**Exercise details:**
Return the material word for word. Do not include pictures.

(Extracted data entries)

-- begin --

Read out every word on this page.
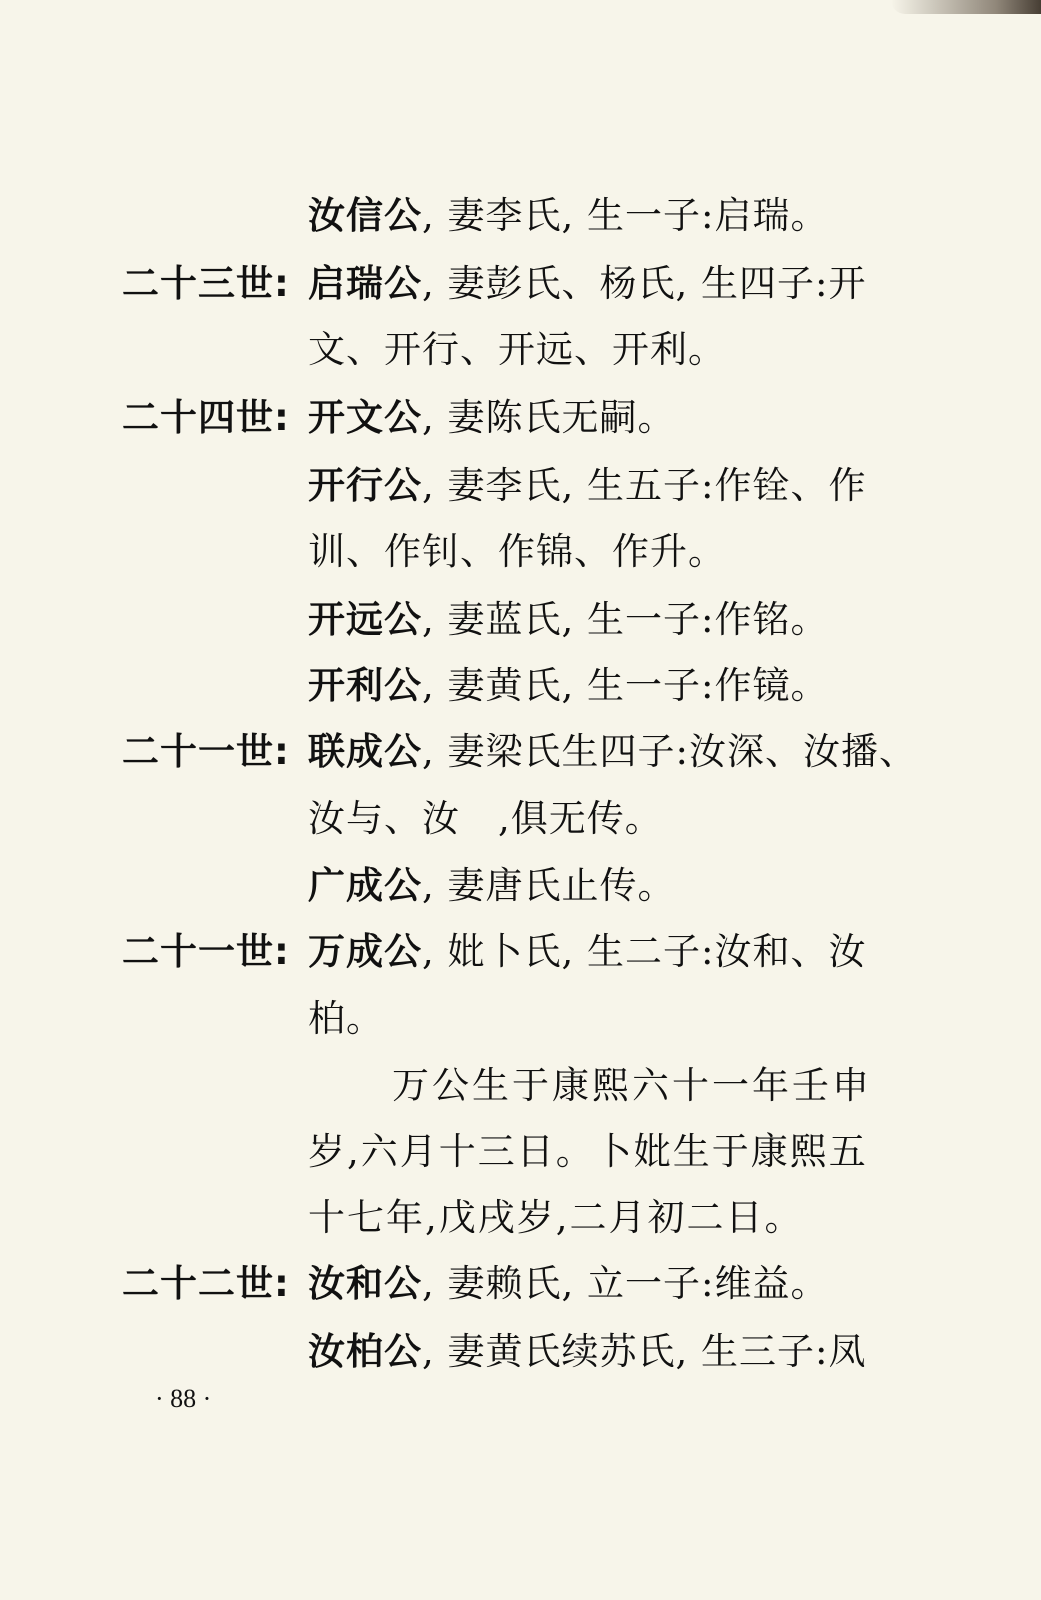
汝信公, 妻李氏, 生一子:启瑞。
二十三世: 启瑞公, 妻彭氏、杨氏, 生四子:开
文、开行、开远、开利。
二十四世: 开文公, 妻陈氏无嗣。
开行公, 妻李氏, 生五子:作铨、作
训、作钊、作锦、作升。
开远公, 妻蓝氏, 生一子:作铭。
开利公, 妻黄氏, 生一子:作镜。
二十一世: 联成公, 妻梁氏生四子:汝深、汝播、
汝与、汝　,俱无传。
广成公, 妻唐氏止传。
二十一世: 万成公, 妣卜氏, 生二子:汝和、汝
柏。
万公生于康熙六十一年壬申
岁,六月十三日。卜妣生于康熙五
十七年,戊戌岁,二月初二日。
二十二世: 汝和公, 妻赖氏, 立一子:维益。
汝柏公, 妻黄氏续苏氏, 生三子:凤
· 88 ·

-- end --

**Correct result:**
Read out every word on this page.
汝信公, 妻李氏, 生一子:启瑞。
二十三世: 启瑞公, 妻彭氏、杨氏, 生四子:开
文、开行、开远、开利。
二十四世: 开文公, 妻陈氏无嗣。
开行公, 妻李氏, 生五子:作铨、作
训、作钊、作锦、作升。
开远公, 妻蓝氏, 生一子:作铭。
开利公, 妻黄氏, 生一子:作镜。
二十一世: 联成公, 妻梁氏生四子:汝深、汝播、
汝与、汝　,俱无传。
广成公, 妻唐氏止传。
二十一世: 万成公, 妣卜氏, 生二子:汝和、汝
柏。
万公生于康熙六十一年壬申
岁,六月十三日。卜妣生于康熙五
十七年,戊戌岁,二月初二日。
二十二世: 汝和公, 妻赖氏, 立一子:维益。
汝柏公, 妻黄氏续苏氏, 生三子:凤
· 88 ·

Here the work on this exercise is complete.